■ **YOUR OBJECTIVE**
Please retype the records below exactly, leaving out any pictures.

Records from a collection of figures:
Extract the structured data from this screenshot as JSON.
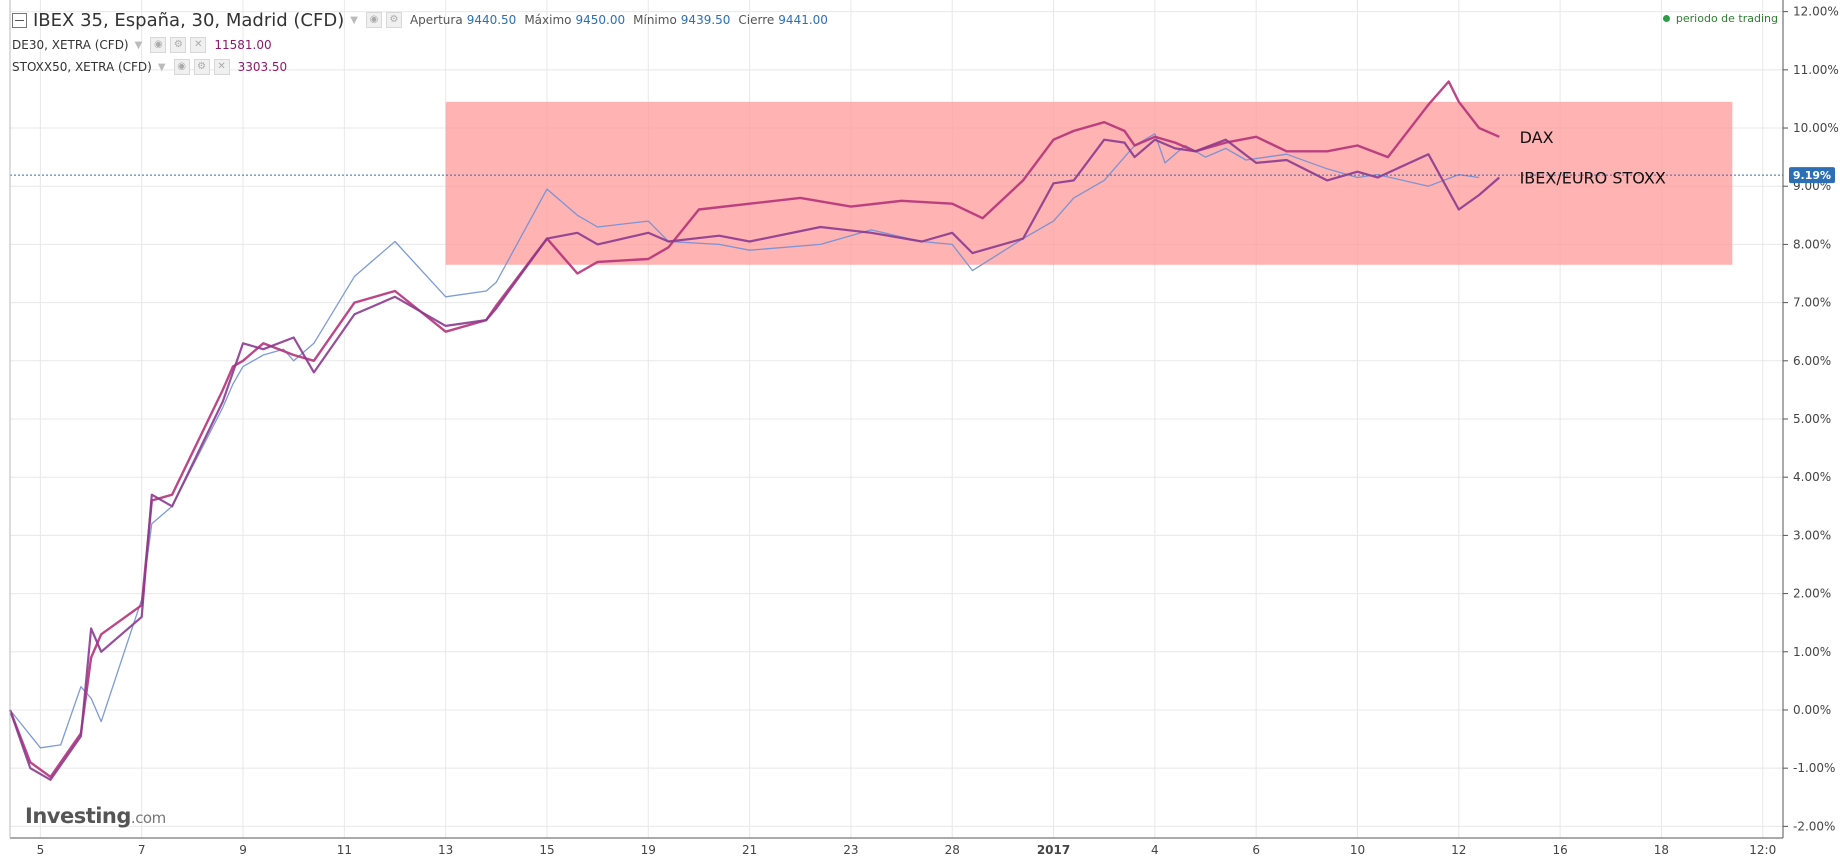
{
  "legend": {
    "main": {
      "name": "IBEX 35, España, 30, Madrid (CFD)",
      "open_label": "Apertura",
      "open": "9440.50",
      "high_label": "Máximo",
      "high": "9450.00",
      "low_label": "Mínimo",
      "low": "9439.50",
      "close_label": "Cierre",
      "close": "9441.00"
    },
    "dax": {
      "name": "DE30, XETRA (CFD)",
      "value": "11581.00"
    },
    "stoxx": {
      "name": "STOXX50, XETRA (CFD)",
      "value": "3303.50"
    }
  },
  "trading_status": "periodo de trading",
  "logo": {
    "brand": "Investing",
    "suffix": ".com"
  },
  "colors": {
    "ibex": "#6f8fd6",
    "dax": "#b5337a",
    "stoxx": "#8b3a8f",
    "highlight": "#ff9a9a",
    "price_tag": "#2c6fb5",
    "grid": "#e8e8e8"
  },
  "chart_data": {
    "type": "line",
    "ylim": [
      -2.2,
      12.2
    ],
    "y_ticks": [
      -2,
      -1,
      0,
      1,
      2,
      3,
      4,
      5,
      6,
      7,
      8,
      9,
      10,
      11,
      12
    ],
    "y_tick_labels": [
      "-2.00%",
      "-1.00%",
      "0.00%",
      "1.00%",
      "2.00%",
      "3.00%",
      "4.00%",
      "5.00%",
      "6.00%",
      "7.00%",
      "8.00%",
      "9.00%",
      "10.00%",
      "11.00%",
      "12.00%"
    ],
    "x_ticks": [
      "5",
      "7",
      "9",
      "11",
      "13",
      "15",
      "19",
      "21",
      "23",
      "28",
      "2017",
      "4",
      "6",
      "10",
      "12",
      "16",
      "18",
      "12:0"
    ],
    "x_tick_index": [
      3,
      13,
      23,
      33,
      43,
      53,
      63,
      73,
      83,
      93,
      103,
      113,
      123,
      133,
      143,
      153,
      163,
      173
    ],
    "x_tick_bold": [
      "2017"
    ],
    "grid": true,
    "current_value": 9.19,
    "current_label": "9.19%",
    "highlight": {
      "x_from": 43,
      "x_to": 170,
      "y_from": 7.65,
      "y_to": 10.45
    },
    "annotations": [
      {
        "text": "DAX",
        "x": 149,
        "y": 9.85
      },
      {
        "text": "IBEX/EURO STOXX",
        "x": 149,
        "y": 9.15
      }
    ],
    "series": [
      {
        "key": "ibex",
        "x": [
          0,
          3,
          5,
          7,
          8,
          9,
          13,
          14,
          16,
          21,
          22,
          23,
          25,
          27,
          28,
          30,
          34,
          38,
          43,
          47,
          48,
          53,
          56,
          58,
          63,
          65,
          70,
          73,
          80,
          85,
          90,
          93,
          95,
          100,
          103,
          105,
          108,
          110,
          111,
          113,
          114,
          116,
          118,
          120,
          122,
          126,
          130,
          133,
          135,
          140,
          143,
          145
        ],
        "y": [
          0,
          -0.65,
          -0.6,
          0.4,
          0.2,
          -0.2,
          1.9,
          3.2,
          3.5,
          5.2,
          5.6,
          5.9,
          6.1,
          6.2,
          6.0,
          6.3,
          7.45,
          8.05,
          7.1,
          7.2,
          7.35,
          8.95,
          8.5,
          8.3,
          8.4,
          8.05,
          8.0,
          7.9,
          8.0,
          8.25,
          8.05,
          8.0,
          7.55,
          8.1,
          8.4,
          8.8,
          9.1,
          9.5,
          9.7,
          9.9,
          9.4,
          9.7,
          9.5,
          9.65,
          9.45,
          9.55,
          9.3,
          9.15,
          9.2,
          9.0,
          9.2,
          9.15
        ]
      },
      {
        "key": "dax",
        "x": [
          0,
          2,
          4,
          7,
          8,
          9,
          13,
          14,
          16,
          21,
          22,
          23,
          25,
          28,
          30,
          34,
          38,
          43,
          47,
          48,
          53,
          56,
          58,
          63,
          65,
          68,
          73,
          78,
          83,
          88,
          93,
          96,
          100,
          103,
          105,
          108,
          110,
          111,
          113,
          115,
          117,
          120,
          123,
          126,
          130,
          133,
          136,
          140,
          142,
          143,
          145,
          147
        ],
        "y": [
          0,
          -0.9,
          -1.15,
          -0.4,
          0.9,
          1.3,
          1.8,
          3.6,
          3.7,
          5.5,
          5.9,
          6.0,
          6.3,
          6.1,
          6.0,
          7.0,
          7.2,
          6.5,
          6.7,
          6.95,
          8.1,
          7.5,
          7.7,
          7.75,
          7.95,
          8.6,
          8.7,
          8.8,
          8.65,
          8.75,
          8.7,
          8.45,
          9.1,
          9.8,
          9.95,
          10.1,
          9.95,
          9.7,
          9.85,
          9.75,
          9.6,
          9.75,
          9.85,
          9.6,
          9.6,
          9.7,
          9.5,
          10.4,
          10.8,
          10.45,
          10.0,
          9.85
        ]
      },
      {
        "key": "stoxx",
        "x": [
          0,
          2,
          4,
          7,
          8,
          9,
          13,
          14,
          16,
          21,
          22,
          23,
          25,
          28,
          30,
          34,
          38,
          43,
          47,
          48,
          53,
          56,
          58,
          63,
          65,
          70,
          73,
          80,
          85,
          90,
          93,
          95,
          100,
          103,
          105,
          108,
          110,
          111,
          113,
          115,
          117,
          120,
          123,
          126,
          130,
          133,
          135,
          140,
          143,
          145,
          147
        ],
        "y": [
          0,
          -1.0,
          -1.2,
          -0.45,
          1.4,
          1.0,
          1.6,
          3.7,
          3.5,
          5.3,
          5.8,
          6.3,
          6.2,
          6.4,
          5.8,
          6.8,
          7.1,
          6.6,
          6.7,
          6.9,
          8.1,
          8.2,
          8.0,
          8.2,
          8.05,
          8.15,
          8.05,
          8.3,
          8.2,
          8.05,
          8.2,
          7.85,
          8.1,
          9.05,
          9.1,
          9.8,
          9.75,
          9.5,
          9.8,
          9.65,
          9.6,
          9.8,
          9.4,
          9.45,
          9.1,
          9.25,
          9.15,
          9.55,
          8.6,
          8.85,
          9.15
        ]
      }
    ]
  }
}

■ **THE OUTPUT**
Extract the structured data from this screenshot as JSON.
{
  "legend": {
    "main": {
      "name": "IBEX 35, España, 30, Madrid (CFD)",
      "open_label": "Apertura",
      "open": "9440.50",
      "high_label": "Máximo",
      "high": "9450.00",
      "low_label": "Mínimo",
      "low": "9439.50",
      "close_label": "Cierre",
      "close": "9441.00"
    },
    "dax": {
      "name": "DE30, XETRA (CFD)",
      "value": "11581.00"
    },
    "stoxx": {
      "name": "STOXX50, XETRA (CFD)",
      "value": "3303.50"
    }
  },
  "trading_status": "periodo de trading",
  "logo": {
    "brand": "Investing",
    "suffix": ".com"
  },
  "colors": {
    "ibex": "#6f8fd6",
    "dax": "#b5337a",
    "stoxx": "#8b3a8f",
    "highlight": "#ff9a9a",
    "price_tag": "#2c6fb5",
    "grid": "#e8e8e8"
  },
  "chart_data": {
    "type": "line",
    "ylim": [
      -2.2,
      12.2
    ],
    "y_ticks": [
      -2,
      -1,
      0,
      1,
      2,
      3,
      4,
      5,
      6,
      7,
      8,
      9,
      10,
      11,
      12
    ],
    "y_tick_labels": [
      "-2.00%",
      "-1.00%",
      "0.00%",
      "1.00%",
      "2.00%",
      "3.00%",
      "4.00%",
      "5.00%",
      "6.00%",
      "7.00%",
      "8.00%",
      "9.00%",
      "10.00%",
      "11.00%",
      "12.00%"
    ],
    "x_ticks": [
      "5",
      "7",
      "9",
      "11",
      "13",
      "15",
      "19",
      "21",
      "23",
      "28",
      "2017",
      "4",
      "6",
      "10",
      "12",
      "16",
      "18",
      "12:0"
    ],
    "x_tick_index": [
      3,
      13,
      23,
      33,
      43,
      53,
      63,
      73,
      83,
      93,
      103,
      113,
      123,
      133,
      143,
      153,
      163,
      173
    ],
    "x_tick_bold": [
      "2017"
    ],
    "grid": true,
    "current_value": 9.19,
    "current_label": "9.19%",
    "highlight": {
      "x_from": 43,
      "x_to": 170,
      "y_from": 7.65,
      "y_to": 10.45
    },
    "annotations": [
      {
        "text": "DAX",
        "x": 149,
        "y": 9.85
      },
      {
        "text": "IBEX/EURO STOXX",
        "x": 149,
        "y": 9.15
      }
    ],
    "series": [
      {
        "key": "ibex",
        "x": [
          0,
          3,
          5,
          7,
          8,
          9,
          13,
          14,
          16,
          21,
          22,
          23,
          25,
          27,
          28,
          30,
          34,
          38,
          43,
          47,
          48,
          53,
          56,
          58,
          63,
          65,
          70,
          73,
          80,
          85,
          90,
          93,
          95,
          100,
          103,
          105,
          108,
          110,
          111,
          113,
          114,
          116,
          118,
          120,
          122,
          126,
          130,
          133,
          135,
          140,
          143,
          145
        ],
        "y": [
          0,
          -0.65,
          -0.6,
          0.4,
          0.2,
          -0.2,
          1.9,
          3.2,
          3.5,
          5.2,
          5.6,
          5.9,
          6.1,
          6.2,
          6.0,
          6.3,
          7.45,
          8.05,
          7.1,
          7.2,
          7.35,
          8.95,
          8.5,
          8.3,
          8.4,
          8.05,
          8.0,
          7.9,
          8.0,
          8.25,
          8.05,
          8.0,
          7.55,
          8.1,
          8.4,
          8.8,
          9.1,
          9.5,
          9.7,
          9.9,
          9.4,
          9.7,
          9.5,
          9.65,
          9.45,
          9.55,
          9.3,
          9.15,
          9.2,
          9.0,
          9.2,
          9.15
        ]
      },
      {
        "key": "dax",
        "x": [
          0,
          2,
          4,
          7,
          8,
          9,
          13,
          14,
          16,
          21,
          22,
          23,
          25,
          28,
          30,
          34,
          38,
          43,
          47,
          48,
          53,
          56,
          58,
          63,
          65,
          68,
          73,
          78,
          83,
          88,
          93,
          96,
          100,
          103,
          105,
          108,
          110,
          111,
          113,
          115,
          117,
          120,
          123,
          126,
          130,
          133,
          136,
          140,
          142,
          143,
          145,
          147
        ],
        "y": [
          0,
          -0.9,
          -1.15,
          -0.4,
          0.9,
          1.3,
          1.8,
          3.6,
          3.7,
          5.5,
          5.9,
          6.0,
          6.3,
          6.1,
          6.0,
          7.0,
          7.2,
          6.5,
          6.7,
          6.95,
          8.1,
          7.5,
          7.7,
          7.75,
          7.95,
          8.6,
          8.7,
          8.8,
          8.65,
          8.75,
          8.7,
          8.45,
          9.1,
          9.8,
          9.95,
          10.1,
          9.95,
          9.7,
          9.85,
          9.75,
          9.6,
          9.75,
          9.85,
          9.6,
          9.6,
          9.7,
          9.5,
          10.4,
          10.8,
          10.45,
          10.0,
          9.85
        ]
      },
      {
        "key": "stoxx",
        "x": [
          0,
          2,
          4,
          7,
          8,
          9,
          13,
          14,
          16,
          21,
          22,
          23,
          25,
          28,
          30,
          34,
          38,
          43,
          47,
          48,
          53,
          56,
          58,
          63,
          65,
          70,
          73,
          80,
          85,
          90,
          93,
          95,
          100,
          103,
          105,
          108,
          110,
          111,
          113,
          115,
          117,
          120,
          123,
          126,
          130,
          133,
          135,
          140,
          143,
          145,
          147
        ],
        "y": [
          0,
          -1.0,
          -1.2,
          -0.45,
          1.4,
          1.0,
          1.6,
          3.7,
          3.5,
          5.3,
          5.8,
          6.3,
          6.2,
          6.4,
          5.8,
          6.8,
          7.1,
          6.6,
          6.7,
          6.9,
          8.1,
          8.2,
          8.0,
          8.2,
          8.05,
          8.15,
          8.05,
          8.3,
          8.2,
          8.05,
          8.2,
          7.85,
          8.1,
          9.05,
          9.1,
          9.8,
          9.75,
          9.5,
          9.8,
          9.65,
          9.6,
          9.8,
          9.4,
          9.45,
          9.1,
          9.25,
          9.15,
          9.55,
          8.6,
          8.85,
          9.15
        ]
      }
    ]
  }
}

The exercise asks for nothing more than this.